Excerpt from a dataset
|---|

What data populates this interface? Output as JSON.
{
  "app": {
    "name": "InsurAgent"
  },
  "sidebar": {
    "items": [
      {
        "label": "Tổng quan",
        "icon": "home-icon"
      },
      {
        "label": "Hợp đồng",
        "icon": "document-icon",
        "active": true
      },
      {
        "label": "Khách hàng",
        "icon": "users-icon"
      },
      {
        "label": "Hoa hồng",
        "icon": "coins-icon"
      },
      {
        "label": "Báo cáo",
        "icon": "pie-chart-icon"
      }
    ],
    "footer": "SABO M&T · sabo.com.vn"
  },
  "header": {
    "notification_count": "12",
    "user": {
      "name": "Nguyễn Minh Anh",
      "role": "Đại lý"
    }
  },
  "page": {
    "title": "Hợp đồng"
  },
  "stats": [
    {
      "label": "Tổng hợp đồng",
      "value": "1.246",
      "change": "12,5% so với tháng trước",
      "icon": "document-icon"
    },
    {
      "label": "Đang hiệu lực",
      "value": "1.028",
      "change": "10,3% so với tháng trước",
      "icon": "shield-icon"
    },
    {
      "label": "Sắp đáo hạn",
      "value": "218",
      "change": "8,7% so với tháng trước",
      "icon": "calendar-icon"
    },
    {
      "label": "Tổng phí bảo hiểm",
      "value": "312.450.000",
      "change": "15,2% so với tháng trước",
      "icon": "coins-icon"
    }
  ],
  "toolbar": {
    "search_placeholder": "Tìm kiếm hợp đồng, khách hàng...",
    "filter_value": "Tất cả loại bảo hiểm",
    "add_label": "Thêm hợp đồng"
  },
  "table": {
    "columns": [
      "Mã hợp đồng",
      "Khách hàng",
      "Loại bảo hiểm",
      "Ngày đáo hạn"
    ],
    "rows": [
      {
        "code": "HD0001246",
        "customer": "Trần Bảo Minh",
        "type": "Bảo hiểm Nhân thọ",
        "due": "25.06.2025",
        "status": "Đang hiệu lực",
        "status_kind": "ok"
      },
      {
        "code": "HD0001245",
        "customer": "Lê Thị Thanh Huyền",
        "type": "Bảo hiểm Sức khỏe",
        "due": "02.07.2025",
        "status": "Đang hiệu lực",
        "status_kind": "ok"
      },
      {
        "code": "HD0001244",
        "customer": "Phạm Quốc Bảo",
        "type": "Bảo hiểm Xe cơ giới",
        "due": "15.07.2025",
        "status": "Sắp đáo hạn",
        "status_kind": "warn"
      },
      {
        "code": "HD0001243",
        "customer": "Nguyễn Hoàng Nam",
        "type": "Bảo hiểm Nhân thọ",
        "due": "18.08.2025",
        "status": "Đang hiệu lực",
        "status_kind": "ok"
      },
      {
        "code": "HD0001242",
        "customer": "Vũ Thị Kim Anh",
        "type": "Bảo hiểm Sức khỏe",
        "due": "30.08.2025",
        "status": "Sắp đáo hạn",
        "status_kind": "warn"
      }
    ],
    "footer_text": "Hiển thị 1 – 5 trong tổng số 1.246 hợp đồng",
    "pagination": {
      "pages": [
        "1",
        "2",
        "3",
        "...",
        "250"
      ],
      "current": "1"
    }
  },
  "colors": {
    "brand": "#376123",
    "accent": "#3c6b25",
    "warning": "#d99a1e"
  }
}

|---|

What is expected: Return all the lines that contain the string "tháng".

Solved problem:
      "change": "12,5% so với tháng trước",
      "change": "10,3% so với tháng trước",
      "change": "8,7% so với tháng trước",
      "change": "15,2% so với tháng trước",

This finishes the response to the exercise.